▶ **Goal**: Collect from the data below each line with "đang".

▶ **Data section**:

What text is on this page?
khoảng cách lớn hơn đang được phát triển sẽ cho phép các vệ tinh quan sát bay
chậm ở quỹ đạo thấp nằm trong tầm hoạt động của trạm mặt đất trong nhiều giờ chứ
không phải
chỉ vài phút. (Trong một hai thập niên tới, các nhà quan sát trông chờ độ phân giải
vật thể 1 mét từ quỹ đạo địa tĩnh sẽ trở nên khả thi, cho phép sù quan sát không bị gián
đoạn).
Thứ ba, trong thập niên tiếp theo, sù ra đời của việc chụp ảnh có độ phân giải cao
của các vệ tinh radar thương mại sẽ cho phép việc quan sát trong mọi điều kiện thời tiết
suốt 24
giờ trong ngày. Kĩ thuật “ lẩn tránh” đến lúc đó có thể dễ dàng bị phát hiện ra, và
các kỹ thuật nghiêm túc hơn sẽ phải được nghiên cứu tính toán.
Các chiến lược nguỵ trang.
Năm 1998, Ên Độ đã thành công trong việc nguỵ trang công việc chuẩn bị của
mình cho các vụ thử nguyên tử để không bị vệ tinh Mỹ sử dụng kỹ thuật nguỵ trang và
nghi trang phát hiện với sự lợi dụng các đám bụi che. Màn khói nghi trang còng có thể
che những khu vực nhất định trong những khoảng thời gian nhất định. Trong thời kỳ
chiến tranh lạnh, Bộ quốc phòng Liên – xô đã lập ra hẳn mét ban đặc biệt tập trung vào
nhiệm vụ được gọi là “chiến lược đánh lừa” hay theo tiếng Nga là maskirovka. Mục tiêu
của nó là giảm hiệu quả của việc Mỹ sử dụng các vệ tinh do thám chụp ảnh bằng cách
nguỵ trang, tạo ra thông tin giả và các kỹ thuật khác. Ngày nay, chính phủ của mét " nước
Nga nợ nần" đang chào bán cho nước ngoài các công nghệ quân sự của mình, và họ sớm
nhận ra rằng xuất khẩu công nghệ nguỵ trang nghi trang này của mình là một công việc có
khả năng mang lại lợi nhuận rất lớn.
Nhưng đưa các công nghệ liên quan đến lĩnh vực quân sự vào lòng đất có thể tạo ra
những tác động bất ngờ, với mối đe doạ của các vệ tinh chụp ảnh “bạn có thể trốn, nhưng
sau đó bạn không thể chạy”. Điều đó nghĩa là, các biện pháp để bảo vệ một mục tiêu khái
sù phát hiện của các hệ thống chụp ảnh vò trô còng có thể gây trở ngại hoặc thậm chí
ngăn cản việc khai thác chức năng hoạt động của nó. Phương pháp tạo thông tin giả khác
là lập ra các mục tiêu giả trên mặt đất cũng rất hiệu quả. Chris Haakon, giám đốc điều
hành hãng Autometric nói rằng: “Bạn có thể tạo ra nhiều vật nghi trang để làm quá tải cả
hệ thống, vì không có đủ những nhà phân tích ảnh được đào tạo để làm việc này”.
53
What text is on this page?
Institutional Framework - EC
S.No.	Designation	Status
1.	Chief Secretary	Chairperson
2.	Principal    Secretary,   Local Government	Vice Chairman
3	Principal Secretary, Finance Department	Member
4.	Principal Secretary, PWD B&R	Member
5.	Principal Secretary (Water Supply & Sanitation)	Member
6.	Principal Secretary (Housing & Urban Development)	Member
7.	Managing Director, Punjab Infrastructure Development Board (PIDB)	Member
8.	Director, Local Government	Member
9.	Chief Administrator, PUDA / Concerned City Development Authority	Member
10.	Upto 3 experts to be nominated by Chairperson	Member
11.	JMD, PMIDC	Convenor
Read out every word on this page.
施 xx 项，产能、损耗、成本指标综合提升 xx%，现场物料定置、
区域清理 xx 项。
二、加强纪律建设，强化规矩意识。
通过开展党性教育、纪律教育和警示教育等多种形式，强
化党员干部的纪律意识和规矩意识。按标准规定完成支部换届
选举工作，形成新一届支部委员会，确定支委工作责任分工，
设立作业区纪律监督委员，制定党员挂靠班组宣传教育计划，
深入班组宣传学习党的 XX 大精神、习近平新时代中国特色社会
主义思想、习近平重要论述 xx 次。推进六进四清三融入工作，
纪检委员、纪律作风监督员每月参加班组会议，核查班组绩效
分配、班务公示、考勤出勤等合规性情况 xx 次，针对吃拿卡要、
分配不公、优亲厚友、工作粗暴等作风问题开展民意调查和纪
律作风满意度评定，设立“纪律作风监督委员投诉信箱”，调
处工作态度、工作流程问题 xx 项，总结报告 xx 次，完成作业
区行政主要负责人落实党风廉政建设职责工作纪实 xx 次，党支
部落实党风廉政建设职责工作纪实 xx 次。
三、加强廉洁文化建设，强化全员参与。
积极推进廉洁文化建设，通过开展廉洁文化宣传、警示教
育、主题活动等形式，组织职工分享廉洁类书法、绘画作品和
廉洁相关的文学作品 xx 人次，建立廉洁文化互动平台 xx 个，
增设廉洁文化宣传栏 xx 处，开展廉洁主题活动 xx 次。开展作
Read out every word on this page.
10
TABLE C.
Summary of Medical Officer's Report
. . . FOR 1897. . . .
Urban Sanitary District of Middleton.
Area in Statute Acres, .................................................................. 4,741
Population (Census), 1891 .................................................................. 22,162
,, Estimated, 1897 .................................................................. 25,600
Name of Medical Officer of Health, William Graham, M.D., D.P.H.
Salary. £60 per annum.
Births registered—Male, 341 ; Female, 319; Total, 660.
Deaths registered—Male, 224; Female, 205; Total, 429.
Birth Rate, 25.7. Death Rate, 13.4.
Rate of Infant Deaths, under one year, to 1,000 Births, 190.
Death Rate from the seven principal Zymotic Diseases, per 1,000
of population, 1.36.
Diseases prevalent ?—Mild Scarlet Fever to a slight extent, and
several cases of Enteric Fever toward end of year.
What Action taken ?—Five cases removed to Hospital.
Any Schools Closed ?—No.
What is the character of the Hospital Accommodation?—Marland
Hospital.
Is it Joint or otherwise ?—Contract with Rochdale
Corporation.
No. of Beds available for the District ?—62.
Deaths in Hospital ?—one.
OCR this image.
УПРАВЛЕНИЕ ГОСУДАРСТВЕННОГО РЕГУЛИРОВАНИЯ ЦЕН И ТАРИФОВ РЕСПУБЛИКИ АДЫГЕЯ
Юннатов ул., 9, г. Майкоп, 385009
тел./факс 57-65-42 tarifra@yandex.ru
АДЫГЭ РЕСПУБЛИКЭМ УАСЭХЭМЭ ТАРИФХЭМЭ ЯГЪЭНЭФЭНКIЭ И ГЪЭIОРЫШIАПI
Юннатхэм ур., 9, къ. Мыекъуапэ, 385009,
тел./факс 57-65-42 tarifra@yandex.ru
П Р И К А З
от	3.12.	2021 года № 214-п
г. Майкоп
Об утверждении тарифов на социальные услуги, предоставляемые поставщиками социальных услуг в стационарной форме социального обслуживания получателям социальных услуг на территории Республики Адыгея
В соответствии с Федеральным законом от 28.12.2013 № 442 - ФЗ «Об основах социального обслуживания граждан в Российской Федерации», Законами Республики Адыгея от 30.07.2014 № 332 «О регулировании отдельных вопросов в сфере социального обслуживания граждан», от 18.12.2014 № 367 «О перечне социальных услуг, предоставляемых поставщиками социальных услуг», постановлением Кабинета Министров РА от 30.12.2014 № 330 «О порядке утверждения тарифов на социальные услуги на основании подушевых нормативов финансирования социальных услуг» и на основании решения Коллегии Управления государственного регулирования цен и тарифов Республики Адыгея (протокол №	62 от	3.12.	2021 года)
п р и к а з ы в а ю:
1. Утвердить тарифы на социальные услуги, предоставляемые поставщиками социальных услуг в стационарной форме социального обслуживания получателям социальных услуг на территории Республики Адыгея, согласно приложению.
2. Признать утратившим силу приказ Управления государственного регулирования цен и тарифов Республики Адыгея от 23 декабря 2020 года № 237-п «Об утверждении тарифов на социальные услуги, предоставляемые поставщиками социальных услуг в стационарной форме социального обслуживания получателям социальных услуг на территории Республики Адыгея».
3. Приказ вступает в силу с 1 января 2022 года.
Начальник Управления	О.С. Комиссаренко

▶ **Response for this exercise**:
khoảng cách lớn hơn đang được phát triển sẽ cho phép các vệ tinh quan sát bay
Nga nợ nần" đang chào bán cho nước ngoài các công nghệ quân sự của mình, và họ sớm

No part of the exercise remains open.